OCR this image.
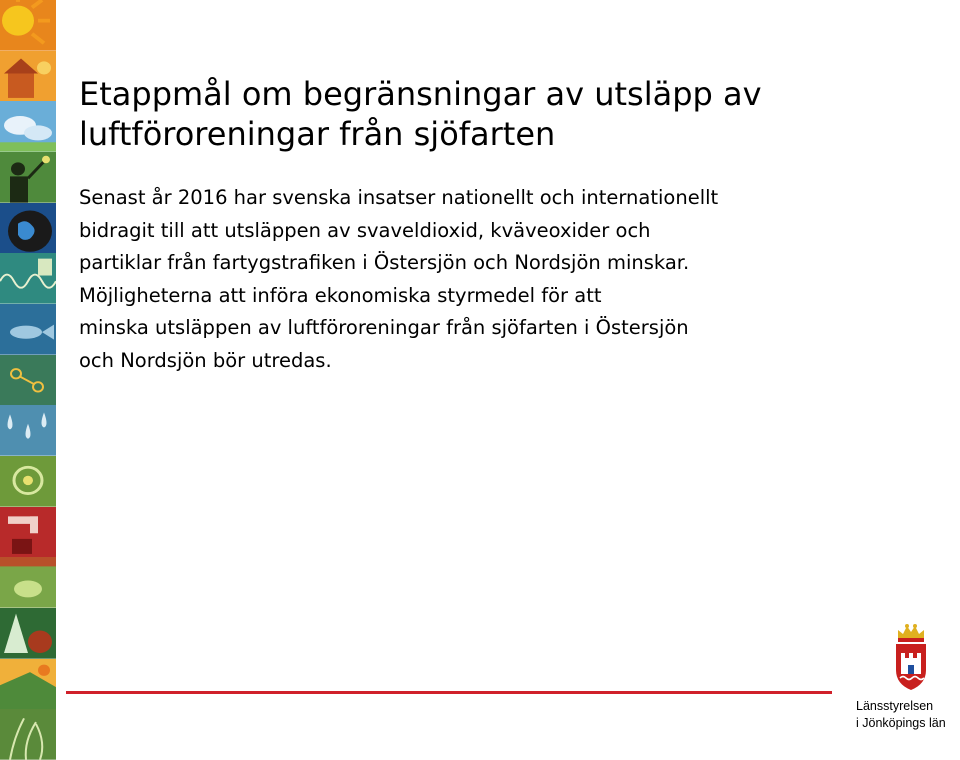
Etappmål om begränsningar av utsläpp av
luftföroreningar från sjöfarten

Senast år 2016 har svenska insatser nationellt och internationellt
bidragit till att utsläppen av svaveldioxid, kväveoxider och
partiklar från fartygstrafiken i Östersjön och Nordsjön minskar.

Möjligheterna att införa ekonomiska styrmedel för att
minska utsläppen av luftföroreningar från sjöfarten i Östersjön
och Nordsjön bör utredas.

Länsstyrelsen
i Jönköpings län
:::
Task objective:
Select and copy every line from the records that includes the word "luftföroreningar".

The completed task:
luftföroreningar från sjöfarten
minska utsläppen av luftföroreningar från sjöfarten i Östersjön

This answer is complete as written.